▸ **Excerpts from a figure dataset**:
■ ■ ■ ■ ■
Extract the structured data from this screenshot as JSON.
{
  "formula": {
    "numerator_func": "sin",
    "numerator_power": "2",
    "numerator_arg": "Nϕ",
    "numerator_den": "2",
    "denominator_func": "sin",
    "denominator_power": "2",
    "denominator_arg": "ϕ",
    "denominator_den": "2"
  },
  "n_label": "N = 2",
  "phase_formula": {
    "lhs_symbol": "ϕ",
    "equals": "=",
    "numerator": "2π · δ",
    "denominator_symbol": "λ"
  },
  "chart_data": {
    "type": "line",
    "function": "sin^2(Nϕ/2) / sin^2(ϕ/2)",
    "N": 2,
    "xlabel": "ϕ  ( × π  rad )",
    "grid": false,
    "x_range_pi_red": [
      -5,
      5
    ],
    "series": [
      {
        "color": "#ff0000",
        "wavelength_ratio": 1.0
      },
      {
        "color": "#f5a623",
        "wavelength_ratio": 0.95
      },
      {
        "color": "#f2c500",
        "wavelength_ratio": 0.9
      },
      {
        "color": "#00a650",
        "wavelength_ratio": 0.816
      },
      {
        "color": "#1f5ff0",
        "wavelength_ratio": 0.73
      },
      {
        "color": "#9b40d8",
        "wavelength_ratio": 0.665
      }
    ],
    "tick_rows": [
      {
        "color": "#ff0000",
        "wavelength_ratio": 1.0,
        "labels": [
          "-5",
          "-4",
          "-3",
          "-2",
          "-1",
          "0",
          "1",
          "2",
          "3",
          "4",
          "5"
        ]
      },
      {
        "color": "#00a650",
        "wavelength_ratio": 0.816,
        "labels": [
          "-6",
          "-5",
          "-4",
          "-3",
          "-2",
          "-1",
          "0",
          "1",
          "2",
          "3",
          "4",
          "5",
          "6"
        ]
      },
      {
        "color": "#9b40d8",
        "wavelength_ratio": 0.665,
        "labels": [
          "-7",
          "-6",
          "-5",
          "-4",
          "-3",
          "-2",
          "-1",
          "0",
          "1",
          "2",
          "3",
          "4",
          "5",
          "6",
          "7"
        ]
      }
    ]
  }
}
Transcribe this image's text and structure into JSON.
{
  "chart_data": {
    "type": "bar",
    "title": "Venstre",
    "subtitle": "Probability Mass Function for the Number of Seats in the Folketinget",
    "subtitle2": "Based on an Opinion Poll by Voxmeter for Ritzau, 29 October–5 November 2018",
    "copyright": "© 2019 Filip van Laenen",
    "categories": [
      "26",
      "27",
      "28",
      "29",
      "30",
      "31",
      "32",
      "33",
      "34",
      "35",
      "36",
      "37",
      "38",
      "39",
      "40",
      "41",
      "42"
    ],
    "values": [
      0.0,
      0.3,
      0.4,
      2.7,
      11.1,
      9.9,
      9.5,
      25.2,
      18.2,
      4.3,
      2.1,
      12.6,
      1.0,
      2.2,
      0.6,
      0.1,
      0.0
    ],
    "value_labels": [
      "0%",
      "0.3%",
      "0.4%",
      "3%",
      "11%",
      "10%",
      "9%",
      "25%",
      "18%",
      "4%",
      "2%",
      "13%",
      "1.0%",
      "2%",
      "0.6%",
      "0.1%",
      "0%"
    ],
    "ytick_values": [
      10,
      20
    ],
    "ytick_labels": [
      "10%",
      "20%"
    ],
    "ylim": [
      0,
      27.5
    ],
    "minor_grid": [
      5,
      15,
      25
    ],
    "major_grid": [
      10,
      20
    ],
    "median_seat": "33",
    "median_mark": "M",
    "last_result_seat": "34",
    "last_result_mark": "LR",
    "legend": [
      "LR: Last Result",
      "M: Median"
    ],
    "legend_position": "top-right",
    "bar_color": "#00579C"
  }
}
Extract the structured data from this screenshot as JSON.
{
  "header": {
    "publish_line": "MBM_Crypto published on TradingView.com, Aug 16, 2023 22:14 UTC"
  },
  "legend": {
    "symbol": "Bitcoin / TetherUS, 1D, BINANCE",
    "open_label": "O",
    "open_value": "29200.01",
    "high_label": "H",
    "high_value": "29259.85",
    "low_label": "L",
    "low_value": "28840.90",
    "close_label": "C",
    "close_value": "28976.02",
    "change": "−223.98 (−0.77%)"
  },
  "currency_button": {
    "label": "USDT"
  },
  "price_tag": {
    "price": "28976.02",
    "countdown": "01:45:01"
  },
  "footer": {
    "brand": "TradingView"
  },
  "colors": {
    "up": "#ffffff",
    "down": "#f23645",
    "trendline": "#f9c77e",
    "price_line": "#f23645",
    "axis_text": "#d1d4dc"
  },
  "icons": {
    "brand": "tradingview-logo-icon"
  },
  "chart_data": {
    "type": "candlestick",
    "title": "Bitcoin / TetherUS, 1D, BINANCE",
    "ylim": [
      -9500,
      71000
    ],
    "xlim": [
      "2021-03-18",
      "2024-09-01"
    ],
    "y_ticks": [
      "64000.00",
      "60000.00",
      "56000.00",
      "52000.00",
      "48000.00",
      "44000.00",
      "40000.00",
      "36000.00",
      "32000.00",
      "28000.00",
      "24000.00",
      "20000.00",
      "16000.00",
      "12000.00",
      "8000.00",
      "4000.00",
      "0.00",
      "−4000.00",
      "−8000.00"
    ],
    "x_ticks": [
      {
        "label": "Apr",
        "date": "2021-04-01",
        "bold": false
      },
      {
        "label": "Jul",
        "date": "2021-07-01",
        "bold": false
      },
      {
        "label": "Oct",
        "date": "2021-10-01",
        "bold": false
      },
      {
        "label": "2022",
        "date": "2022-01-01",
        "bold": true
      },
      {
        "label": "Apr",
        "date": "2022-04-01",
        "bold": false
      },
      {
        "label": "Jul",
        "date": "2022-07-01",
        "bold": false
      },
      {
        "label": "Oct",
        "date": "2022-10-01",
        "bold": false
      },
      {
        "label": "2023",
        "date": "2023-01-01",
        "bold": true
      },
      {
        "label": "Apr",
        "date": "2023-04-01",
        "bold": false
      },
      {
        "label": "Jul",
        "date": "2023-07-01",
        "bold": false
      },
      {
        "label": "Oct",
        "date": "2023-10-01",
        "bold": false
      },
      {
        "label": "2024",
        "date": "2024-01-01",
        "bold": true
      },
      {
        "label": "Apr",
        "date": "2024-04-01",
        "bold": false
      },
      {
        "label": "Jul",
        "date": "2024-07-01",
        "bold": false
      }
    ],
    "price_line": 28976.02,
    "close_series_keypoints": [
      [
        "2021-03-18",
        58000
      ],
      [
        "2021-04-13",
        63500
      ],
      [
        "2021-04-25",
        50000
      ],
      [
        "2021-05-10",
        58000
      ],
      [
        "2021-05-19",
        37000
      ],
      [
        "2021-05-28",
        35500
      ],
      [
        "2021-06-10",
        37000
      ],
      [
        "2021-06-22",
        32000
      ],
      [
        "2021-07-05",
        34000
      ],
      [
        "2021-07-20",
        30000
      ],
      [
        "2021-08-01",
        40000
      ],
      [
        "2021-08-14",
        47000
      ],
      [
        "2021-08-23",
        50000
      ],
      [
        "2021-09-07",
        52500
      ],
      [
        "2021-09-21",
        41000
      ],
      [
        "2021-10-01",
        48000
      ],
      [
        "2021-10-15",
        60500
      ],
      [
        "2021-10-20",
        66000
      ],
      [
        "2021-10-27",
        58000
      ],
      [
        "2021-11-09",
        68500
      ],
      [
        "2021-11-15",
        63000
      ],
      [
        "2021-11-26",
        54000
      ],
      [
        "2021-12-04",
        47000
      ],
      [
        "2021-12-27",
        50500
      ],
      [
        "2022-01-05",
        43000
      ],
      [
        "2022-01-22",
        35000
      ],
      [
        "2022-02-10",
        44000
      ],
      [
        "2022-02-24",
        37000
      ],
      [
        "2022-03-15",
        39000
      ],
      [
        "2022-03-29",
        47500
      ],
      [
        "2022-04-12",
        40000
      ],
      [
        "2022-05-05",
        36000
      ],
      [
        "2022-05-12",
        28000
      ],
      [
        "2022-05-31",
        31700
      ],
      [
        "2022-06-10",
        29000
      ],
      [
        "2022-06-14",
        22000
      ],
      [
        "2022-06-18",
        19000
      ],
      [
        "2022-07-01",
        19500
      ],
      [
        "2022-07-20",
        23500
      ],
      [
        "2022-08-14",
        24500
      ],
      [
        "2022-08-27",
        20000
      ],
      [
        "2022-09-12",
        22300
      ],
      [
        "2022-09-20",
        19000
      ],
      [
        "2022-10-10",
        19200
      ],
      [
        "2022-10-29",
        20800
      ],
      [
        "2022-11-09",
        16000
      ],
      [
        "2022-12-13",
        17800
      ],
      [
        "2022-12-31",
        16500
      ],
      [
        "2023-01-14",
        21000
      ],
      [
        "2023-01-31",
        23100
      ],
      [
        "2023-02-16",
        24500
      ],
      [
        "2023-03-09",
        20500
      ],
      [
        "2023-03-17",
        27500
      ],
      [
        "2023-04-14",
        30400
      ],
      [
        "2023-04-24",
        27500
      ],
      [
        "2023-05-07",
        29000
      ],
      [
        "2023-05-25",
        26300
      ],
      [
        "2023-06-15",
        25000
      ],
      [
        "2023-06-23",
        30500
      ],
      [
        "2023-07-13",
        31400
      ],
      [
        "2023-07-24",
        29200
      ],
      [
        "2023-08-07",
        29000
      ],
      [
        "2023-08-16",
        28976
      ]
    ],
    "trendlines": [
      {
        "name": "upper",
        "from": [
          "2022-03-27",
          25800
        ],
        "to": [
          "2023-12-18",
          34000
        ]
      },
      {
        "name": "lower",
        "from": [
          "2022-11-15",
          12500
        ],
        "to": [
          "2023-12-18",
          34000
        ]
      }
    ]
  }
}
■ ■ ■ ■ ■
▸ **What you have to do**: Locate the word "TetherUS" in the entries, and copy every line where it is found.

▸ **Expected output**:
    "symbol": "Bitcoin / TetherUS, 1D, BINANCE",
    "title": "Bitcoin / TetherUS, 1D, BINANCE",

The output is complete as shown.